» **Material for this task**:
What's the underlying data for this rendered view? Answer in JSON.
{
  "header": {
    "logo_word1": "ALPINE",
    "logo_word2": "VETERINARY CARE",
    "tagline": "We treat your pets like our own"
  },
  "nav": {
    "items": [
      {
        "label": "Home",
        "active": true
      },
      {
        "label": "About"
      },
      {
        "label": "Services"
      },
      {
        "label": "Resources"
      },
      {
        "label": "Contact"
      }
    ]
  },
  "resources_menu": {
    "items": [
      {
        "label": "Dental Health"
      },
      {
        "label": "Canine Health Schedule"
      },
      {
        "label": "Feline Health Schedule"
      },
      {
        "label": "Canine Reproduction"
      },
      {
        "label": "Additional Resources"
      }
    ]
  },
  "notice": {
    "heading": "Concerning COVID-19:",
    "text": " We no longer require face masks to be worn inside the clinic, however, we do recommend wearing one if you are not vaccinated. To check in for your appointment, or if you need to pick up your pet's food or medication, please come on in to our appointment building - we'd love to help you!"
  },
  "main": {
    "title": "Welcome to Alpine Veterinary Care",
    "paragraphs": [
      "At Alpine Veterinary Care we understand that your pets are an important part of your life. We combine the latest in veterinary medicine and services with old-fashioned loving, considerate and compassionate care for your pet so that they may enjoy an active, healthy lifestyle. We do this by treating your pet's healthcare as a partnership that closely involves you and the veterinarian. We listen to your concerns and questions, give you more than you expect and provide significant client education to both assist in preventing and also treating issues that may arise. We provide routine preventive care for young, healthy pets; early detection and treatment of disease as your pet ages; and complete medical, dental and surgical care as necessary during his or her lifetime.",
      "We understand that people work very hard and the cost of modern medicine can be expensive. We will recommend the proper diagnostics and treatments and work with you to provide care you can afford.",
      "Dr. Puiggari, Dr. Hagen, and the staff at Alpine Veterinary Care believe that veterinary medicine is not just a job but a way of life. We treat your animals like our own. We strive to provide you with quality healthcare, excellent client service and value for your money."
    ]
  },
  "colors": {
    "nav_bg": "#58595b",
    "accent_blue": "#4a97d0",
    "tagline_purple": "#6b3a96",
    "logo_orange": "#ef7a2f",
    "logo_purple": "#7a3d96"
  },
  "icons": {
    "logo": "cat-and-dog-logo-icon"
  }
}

» **Aim**: From the listing above, collect each line in which the string "Schedule" appears.

» **Answer to this task**:
        "label": "Canine Health Schedule"
        "label": "Feline Health Schedule"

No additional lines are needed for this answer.